(Extract provided)
Try putting the ttc file into ~/.fonts, running fc-cache ~/.fonts, then running fc-list | grep -i yourfontname to see if your font is there.

menkey18
13th December 2012, 14:02
Hi Thank you for your reply.

I have tried your solutions. clearly the library I compiled as shared libraries didn't use any of these paths: /usr/share/fonts, /usr/local/share/fonts, ~/.fonts

There is another Qt build which have installed from the software centre, this build will use /usr/share/fonts as font directory.

I am still confused how Qt finds it's font path.

I found QPlatformFontDatabase, which suggests that I can overwrite the findDir() function to redirect to my own directory.
But I am unable to compile the class, which reports an error: QtGui/private/qfort_p.h is not found.

I think if I can look into the mechanism how Qt searches for font paths, and understand how to provide a path for the fonts, that would be a great help.

menkey18
13th December 2012, 17:09
I have been search on this topic for over 30 hours now, and narrowed it down to the following questions:

1. how can I find the predefined font paths which my Qt shared libs search for fonts?

2. how to get the file names of the current Qfont available so that I can find the current font path?

3. is there a way to direct my Qt libs to use the system fonts stored in /usr/share/fonts ?
(End Extract provided)
(Provided material)
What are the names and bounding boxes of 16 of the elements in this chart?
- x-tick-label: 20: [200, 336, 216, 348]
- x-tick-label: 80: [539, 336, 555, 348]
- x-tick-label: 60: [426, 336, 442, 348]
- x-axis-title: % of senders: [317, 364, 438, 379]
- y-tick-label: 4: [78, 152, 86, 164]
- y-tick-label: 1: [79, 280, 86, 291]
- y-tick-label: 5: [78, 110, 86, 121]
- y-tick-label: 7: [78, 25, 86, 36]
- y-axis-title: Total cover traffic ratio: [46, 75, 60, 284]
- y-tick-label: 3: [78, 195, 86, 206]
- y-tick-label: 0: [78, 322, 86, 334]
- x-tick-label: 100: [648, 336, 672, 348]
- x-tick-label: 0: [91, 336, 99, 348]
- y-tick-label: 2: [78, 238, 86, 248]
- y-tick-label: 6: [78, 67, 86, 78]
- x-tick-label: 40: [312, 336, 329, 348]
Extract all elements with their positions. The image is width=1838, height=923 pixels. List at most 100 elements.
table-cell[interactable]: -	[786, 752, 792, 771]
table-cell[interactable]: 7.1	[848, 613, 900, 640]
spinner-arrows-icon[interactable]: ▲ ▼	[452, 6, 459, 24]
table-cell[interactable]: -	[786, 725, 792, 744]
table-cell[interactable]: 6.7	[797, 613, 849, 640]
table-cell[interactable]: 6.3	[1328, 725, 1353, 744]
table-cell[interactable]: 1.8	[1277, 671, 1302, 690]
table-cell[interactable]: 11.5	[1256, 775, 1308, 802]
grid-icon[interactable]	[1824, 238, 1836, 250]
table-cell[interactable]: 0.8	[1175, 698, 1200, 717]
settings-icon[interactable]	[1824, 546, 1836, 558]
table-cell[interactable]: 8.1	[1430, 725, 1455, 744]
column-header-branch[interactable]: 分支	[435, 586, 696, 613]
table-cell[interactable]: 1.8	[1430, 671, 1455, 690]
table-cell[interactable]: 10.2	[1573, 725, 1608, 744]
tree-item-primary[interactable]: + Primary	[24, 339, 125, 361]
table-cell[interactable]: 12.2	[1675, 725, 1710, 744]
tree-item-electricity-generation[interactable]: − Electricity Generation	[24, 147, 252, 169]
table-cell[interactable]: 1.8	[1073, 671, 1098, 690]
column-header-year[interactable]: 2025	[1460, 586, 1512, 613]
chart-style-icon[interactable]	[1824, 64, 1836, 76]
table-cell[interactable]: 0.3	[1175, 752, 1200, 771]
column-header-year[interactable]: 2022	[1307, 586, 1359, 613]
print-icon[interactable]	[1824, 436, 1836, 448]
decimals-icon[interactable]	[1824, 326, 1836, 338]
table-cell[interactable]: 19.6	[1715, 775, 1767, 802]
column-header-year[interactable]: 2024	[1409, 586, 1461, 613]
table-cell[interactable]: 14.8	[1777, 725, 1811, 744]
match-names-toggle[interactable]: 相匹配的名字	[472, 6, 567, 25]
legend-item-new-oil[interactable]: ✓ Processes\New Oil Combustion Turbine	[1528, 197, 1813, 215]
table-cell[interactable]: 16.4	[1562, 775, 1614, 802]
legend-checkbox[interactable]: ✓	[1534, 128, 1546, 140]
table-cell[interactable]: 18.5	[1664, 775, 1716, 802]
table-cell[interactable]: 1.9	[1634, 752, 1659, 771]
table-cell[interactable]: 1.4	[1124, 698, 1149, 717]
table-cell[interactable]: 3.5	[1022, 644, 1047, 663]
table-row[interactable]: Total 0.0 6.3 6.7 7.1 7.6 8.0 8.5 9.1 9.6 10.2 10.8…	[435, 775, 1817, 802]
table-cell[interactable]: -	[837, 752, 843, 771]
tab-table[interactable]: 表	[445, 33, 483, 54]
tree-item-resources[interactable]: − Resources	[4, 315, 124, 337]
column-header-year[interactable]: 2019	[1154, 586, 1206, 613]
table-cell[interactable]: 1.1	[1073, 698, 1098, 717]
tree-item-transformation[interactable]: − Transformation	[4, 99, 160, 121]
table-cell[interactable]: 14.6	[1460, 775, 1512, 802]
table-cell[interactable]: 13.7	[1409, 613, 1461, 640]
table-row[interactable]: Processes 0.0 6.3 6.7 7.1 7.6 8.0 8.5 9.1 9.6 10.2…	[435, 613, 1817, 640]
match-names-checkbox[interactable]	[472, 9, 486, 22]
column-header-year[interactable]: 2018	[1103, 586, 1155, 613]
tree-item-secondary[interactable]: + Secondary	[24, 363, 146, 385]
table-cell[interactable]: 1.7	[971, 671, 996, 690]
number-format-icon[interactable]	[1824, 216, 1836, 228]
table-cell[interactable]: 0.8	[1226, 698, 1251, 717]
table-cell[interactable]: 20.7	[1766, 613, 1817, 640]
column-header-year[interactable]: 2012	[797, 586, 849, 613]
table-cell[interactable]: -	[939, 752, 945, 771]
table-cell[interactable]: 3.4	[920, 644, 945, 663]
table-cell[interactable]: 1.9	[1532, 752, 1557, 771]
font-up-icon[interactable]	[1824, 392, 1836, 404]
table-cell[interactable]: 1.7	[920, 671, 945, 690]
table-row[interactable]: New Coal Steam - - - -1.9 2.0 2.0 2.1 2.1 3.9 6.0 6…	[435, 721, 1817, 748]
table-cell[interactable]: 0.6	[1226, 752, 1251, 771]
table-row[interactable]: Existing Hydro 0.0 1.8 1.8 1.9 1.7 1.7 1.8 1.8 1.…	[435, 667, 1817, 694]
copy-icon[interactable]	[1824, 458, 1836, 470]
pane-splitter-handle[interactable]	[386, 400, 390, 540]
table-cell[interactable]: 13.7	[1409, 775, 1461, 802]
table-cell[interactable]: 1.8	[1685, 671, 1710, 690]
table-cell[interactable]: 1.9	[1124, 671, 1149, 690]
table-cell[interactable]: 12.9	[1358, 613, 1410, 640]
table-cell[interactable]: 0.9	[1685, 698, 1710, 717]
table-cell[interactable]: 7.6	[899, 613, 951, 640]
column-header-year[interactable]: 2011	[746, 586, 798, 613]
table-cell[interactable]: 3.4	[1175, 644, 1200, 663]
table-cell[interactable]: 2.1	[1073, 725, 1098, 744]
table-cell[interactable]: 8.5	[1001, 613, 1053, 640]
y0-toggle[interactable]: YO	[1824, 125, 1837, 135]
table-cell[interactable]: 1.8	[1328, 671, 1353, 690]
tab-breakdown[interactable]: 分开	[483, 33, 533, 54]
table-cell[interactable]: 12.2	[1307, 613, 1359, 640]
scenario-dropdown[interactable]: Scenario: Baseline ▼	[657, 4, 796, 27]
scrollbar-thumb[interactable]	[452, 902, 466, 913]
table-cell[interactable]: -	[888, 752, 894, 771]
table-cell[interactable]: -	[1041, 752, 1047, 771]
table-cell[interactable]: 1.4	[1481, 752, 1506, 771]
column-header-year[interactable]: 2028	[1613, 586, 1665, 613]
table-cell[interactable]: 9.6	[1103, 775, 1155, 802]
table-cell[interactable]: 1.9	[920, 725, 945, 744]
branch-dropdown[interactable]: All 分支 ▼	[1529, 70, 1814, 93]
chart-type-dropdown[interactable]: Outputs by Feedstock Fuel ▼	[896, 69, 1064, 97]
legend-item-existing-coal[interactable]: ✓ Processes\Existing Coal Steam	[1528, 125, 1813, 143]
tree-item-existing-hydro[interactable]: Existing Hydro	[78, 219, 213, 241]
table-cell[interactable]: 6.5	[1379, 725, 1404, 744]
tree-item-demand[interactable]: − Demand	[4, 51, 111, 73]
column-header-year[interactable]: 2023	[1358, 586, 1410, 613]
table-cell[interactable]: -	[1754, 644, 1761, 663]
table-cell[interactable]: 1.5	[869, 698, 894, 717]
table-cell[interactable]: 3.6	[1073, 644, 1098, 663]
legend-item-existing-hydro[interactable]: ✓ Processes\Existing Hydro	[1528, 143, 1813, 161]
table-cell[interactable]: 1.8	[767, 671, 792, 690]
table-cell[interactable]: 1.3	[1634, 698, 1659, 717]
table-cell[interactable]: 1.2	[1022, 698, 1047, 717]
(End Provided material)
**List of tasks**
**1.** Translate this sentence from the Qt fonts thread into Spanish: "I found QPlatformFontDatabase, which suggests that I can overwrite the findDir() function to redirect to my own directory."
**2.** Please answer these questions from the Qt fonts thread:
(a) Which command does the thread suggest running after the ttc file is put into ~/.fonts?
(b) Which directory does the Qt build installed from the software centre use for fonts?
(c) For how many hours does menkey18 say the search on this topic has gone on?

**Answer section**
**1.** Encontré QPlatformFontDatabase, que sugiere que puedo sobrescribir la función findDir() para redirigir a mi propio directorio.

**2.**
(a) fc-cache ~/.fonts
(b) /usr/share/fonts
(c) Over 30 hours